Stored items from a collection:
##########
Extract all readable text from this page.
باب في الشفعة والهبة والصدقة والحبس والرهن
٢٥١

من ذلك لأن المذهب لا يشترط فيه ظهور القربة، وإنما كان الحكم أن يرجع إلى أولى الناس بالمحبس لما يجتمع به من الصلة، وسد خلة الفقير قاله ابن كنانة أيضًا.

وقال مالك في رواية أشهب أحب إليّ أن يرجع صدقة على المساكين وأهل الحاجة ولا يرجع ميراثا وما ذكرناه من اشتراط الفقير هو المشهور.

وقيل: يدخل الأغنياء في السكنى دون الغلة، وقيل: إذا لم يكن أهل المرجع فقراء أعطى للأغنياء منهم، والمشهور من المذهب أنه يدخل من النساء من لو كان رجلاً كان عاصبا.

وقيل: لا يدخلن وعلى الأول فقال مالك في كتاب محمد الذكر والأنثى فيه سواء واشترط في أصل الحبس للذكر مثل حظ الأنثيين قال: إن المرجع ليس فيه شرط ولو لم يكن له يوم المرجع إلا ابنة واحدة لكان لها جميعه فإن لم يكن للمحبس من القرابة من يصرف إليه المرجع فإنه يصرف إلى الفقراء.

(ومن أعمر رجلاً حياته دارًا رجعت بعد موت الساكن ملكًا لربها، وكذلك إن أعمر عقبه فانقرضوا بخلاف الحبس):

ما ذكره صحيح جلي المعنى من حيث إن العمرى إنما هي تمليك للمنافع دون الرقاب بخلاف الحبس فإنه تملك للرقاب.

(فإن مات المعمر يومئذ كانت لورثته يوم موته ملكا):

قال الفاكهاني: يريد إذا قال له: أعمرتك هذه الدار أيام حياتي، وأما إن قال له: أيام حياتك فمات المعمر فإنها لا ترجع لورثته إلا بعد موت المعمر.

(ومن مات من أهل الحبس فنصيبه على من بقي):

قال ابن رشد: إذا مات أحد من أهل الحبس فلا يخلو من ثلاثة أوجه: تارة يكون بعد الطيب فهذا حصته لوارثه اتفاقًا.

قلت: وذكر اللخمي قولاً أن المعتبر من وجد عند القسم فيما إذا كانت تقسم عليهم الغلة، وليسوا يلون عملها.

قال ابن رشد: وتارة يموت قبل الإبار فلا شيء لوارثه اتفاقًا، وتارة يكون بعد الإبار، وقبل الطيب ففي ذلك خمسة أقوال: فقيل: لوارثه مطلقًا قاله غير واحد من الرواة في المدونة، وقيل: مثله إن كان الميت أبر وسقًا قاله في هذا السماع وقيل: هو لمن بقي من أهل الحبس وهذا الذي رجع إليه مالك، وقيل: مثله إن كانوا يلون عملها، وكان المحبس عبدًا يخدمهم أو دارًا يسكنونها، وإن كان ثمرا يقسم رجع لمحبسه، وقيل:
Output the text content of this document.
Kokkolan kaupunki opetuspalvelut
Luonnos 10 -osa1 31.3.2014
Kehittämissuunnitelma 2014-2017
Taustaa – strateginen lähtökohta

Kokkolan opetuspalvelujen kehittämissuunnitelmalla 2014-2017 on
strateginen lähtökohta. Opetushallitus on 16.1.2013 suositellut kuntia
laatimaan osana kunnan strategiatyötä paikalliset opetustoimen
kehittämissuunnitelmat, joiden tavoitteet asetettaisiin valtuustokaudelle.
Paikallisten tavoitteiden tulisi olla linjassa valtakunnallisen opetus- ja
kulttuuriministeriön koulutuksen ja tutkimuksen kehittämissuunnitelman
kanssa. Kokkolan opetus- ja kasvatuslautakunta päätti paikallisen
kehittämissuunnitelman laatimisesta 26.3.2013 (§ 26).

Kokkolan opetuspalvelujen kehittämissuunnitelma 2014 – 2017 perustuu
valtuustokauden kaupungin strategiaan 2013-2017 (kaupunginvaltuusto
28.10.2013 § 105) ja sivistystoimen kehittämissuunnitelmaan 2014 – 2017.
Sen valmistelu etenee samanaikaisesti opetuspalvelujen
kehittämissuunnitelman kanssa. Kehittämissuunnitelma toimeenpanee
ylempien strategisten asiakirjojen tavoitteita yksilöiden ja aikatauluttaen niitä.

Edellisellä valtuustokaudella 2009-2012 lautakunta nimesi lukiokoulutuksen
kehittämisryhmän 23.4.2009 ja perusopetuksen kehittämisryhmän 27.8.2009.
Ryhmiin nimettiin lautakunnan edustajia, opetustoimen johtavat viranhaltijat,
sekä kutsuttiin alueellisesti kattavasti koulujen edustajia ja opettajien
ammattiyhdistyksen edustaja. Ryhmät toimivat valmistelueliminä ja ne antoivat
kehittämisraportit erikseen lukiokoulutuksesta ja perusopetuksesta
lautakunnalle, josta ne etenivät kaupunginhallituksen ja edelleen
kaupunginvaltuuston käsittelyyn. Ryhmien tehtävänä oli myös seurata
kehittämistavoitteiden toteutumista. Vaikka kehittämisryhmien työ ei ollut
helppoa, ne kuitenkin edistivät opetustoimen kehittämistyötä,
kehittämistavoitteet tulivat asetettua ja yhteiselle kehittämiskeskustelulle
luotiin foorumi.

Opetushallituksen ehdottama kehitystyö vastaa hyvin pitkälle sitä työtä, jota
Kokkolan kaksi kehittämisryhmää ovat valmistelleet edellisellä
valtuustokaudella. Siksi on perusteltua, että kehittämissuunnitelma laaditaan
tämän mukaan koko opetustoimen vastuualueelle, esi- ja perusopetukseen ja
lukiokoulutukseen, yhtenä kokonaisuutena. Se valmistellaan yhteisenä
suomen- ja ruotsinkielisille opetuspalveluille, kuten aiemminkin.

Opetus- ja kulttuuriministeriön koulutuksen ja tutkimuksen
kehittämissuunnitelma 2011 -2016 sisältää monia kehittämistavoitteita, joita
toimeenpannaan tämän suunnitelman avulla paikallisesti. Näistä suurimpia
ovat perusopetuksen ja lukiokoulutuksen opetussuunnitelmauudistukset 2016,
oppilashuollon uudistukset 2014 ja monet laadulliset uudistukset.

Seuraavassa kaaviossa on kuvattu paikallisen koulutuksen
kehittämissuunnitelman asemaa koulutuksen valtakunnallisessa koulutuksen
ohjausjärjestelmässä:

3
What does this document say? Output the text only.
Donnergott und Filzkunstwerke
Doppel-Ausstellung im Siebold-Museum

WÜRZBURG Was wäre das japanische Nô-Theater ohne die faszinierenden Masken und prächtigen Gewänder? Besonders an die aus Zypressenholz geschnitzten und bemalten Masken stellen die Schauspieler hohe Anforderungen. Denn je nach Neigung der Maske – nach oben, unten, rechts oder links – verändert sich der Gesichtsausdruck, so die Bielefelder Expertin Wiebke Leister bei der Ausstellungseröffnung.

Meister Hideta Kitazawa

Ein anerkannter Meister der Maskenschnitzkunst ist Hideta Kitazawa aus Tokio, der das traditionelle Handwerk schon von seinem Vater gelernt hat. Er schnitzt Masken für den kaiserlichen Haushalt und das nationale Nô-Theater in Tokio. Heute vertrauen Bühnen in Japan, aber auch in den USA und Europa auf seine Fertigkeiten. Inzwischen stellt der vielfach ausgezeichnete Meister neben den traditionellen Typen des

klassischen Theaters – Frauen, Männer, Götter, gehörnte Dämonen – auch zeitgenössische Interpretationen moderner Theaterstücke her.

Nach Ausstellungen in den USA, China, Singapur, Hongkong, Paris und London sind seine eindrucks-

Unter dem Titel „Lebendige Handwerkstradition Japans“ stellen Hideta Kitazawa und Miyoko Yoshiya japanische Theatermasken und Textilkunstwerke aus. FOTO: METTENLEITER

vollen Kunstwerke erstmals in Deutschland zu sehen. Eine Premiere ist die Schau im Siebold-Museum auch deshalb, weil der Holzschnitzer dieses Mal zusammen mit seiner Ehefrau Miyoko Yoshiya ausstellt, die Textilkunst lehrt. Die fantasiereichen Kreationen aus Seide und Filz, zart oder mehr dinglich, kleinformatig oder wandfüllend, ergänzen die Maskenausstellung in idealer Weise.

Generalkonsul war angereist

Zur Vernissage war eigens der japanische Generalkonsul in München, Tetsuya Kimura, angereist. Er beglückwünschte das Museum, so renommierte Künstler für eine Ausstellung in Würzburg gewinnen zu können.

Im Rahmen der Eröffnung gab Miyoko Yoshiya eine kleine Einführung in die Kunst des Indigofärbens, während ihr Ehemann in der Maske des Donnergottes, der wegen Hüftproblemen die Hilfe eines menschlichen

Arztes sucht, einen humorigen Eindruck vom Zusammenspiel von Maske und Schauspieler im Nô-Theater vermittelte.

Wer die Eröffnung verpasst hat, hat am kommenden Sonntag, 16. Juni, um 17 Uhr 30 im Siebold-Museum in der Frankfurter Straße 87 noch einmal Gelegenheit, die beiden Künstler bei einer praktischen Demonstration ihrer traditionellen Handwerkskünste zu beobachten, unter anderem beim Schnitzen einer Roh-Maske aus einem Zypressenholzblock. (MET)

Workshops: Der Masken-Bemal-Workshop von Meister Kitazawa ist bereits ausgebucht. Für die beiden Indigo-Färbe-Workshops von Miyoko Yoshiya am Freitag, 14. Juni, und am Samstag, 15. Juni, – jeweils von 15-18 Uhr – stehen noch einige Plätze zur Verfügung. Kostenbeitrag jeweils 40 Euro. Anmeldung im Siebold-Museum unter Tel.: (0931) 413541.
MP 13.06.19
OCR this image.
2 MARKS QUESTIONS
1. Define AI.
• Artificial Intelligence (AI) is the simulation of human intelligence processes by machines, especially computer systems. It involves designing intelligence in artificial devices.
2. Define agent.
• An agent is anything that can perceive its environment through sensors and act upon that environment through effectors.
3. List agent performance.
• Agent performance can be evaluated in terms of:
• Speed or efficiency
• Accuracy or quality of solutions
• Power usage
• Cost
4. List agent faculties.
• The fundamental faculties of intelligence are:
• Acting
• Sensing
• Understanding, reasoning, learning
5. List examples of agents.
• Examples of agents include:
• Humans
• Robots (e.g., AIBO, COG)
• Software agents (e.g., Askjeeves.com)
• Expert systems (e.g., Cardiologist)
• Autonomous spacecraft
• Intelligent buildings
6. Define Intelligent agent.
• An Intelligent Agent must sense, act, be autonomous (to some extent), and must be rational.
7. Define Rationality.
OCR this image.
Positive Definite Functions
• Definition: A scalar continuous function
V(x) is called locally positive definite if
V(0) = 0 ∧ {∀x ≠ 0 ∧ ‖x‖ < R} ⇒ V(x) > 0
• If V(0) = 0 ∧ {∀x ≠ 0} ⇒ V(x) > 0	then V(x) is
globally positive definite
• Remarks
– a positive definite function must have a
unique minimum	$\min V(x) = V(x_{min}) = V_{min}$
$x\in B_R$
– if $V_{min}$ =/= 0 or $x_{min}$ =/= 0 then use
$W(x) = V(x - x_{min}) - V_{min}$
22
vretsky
##########
Goal
Search the preceding listing for "this" and extract every line where it is found.

Task response
Extract all readable text from this page.
Output the text content of this document.
What does this document say? Output the text only.
OCR this image.
OCR this image.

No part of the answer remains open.